## begin
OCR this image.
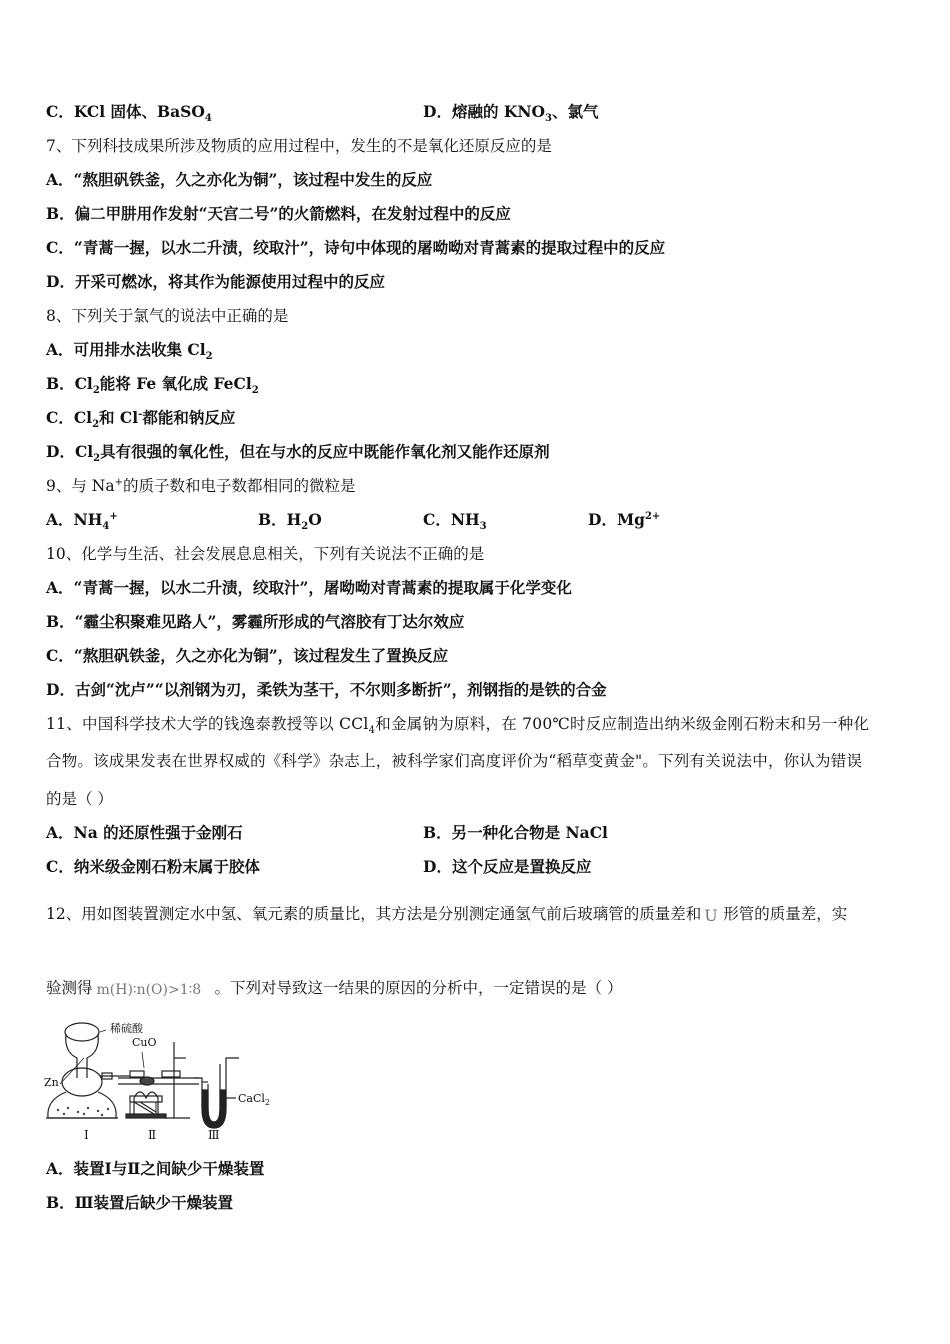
C．KCl 固体、BaSO$_4$	D．熔融的 $KNO_3$、氯气
7、下列科技成果所涉及物质的应用过程中，发生的不是氧化还原反应的是
A．“熬胆矾铁釜，久之亦化为铜”，该过程中发生的反应
B．偏二甲肼用作发射“天宫二号”的火箭燃料，在发射过程中的反应
C．“青蒿一握，以水二升渍，绞取汁”，诗句中体现的屠呦呦对青蒿素的提取过程中的反应
D．开采可燃冰，将其作为能源使用过程中的反应
8、下列关于氯气的说法中正确的是
A．可用排水法收集 $Cl_2$
B．$Cl_2$能将 Fe 氧化成 FeCl$_2$
C．$Cl_2$和 Cl-都能和钠反应
D．$Cl_2$具有很强的氧化性，但在与水的反应中既能作氧化剂又能作还原剂
9、与 Na+的质子数和电子数都相同的微粒是
A．$NH_4^+$	B．$H_2O$	C．$NH_3$	D．$Mg^{2+}$
10、化学与生活、社会发展息息相关，下列有关说法不正确的是
A．“青蒿一握，以水二升渍，绞取汁”，屠呦呦对青蒿素的提取属于化学变化
B．“霾尘积聚难见路人”，雾霾所形成的气溶胶有丁达尔效应
C．“熬胆矾铁釜，久之亦化为铜”，该过程发生了置换反应
D．古剑“沈卢”“以剂钢为刃，柔铁为茎干，不尔则多断折”，剂钢指的是铁的合金
11、中国科学技术大学的钱逸泰教授等以 CCl$_4$和金属钠为原料，在 700℃时反应制造出纳米级金刚石粉末和另一种化
合物。该成果发表在世界权威的《科学》杂志上，被科学家们高度评价为“稻草变黄金"。下列有关说法中，你认为错误
的是（ ）
A．Na 的还原性强于金刚石	B．另一种化合物是 NaCl
C．纳米级金刚石粉末属于胶体	D．这个反应是置换反应
12、用如图装置测定水中氢、氧元素的质量比，其方法是分别测定通氢气前后玻璃管的质量差和 U 形管的质量差，实
验测得 m(H)∶n(O)>1∶8 。下列对导致这一结果的原因的分析中，一定错误的是（ ）
稀硫酸
CuO
Zn
CaCl$_2$
Ⅰ	Ⅱ	Ⅲ
A．装置Ⅰ与Ⅱ之间缺少干燥装置
B．Ⅲ装置后缺少干燥装置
## end
◆ Written instruction
Transcribe the records verbatim and omit the images.

◆ Solution for this task
OCR this image.
C．KCl 固体、BaSO$_4$	D．熔融的 $KNO_3$、氯气
7、下列科技成果所涉及物质的应用过程中，发生的不是氧化还原反应的是
A．“熬胆矾铁釜，久之亦化为铜”，该过程中发生的反应
B．偏二甲肼用作发射“天宫二号”的火箭燃料，在发射过程中的反应
C．“青蒿一握，以水二升渍，绞取汁”，诗句中体现的屠呦呦对青蒿素的提取过程中的反应
D．开采可燃冰，将其作为能源使用过程中的反应
8、下列关于氯气的说法中正确的是
A．可用排水法收集 $Cl_2$
B．$Cl_2$能将 Fe 氧化成 FeCl$_2$
C．$Cl_2$和 Cl-都能和钠反应
D．$Cl_2$具有很强的氧化性，但在与水的反应中既能作氧化剂又能作还原剂
9、与 Na+的质子数和电子数都相同的微粒是
A．$NH_4^+$	B．$H_2O$	C．$NH_3$	D．$Mg^{2+}$
10、化学与生活、社会发展息息相关，下列有关说法不正确的是
A．“青蒿一握，以水二升渍，绞取汁”，屠呦呦对青蒿素的提取属于化学变化
B．“霾尘积聚难见路人”，雾霾所形成的气溶胶有丁达尔效应
C．“熬胆矾铁釜，久之亦化为铜”，该过程发生了置换反应
D．古剑“沈卢”“以剂钢为刃，柔铁为茎干，不尔则多断折”，剂钢指的是铁的合金
11、中国科学技术大学的钱逸泰教授等以 CCl$_4$和金属钠为原料，在 700℃时反应制造出纳米级金刚石粉末和另一种化
合物。该成果发表在世界权威的《科学》杂志上，被科学家们高度评价为“稻草变黄金"。下列有关说法中，你认为错误
的是（ ）
A．Na 的还原性强于金刚石	B．另一种化合物是 NaCl
C．纳米级金刚石粉末属于胶体	D．这个反应是置换反应
12、用如图装置测定水中氢、氧元素的质量比，其方法是分别测定通氢气前后玻璃管的质量差和 U 形管的质量差，实
验测得 m(H)∶n(O)>1∶8 。下列对导致这一结果的原因的分析中，一定错误的是（ ）
稀硫酸
CuO
Zn
CaCl$_2$
Ⅰ	Ⅱ	Ⅲ
A．装置Ⅰ与Ⅱ之间缺少干燥装置
B．Ⅲ装置后缺少干燥装置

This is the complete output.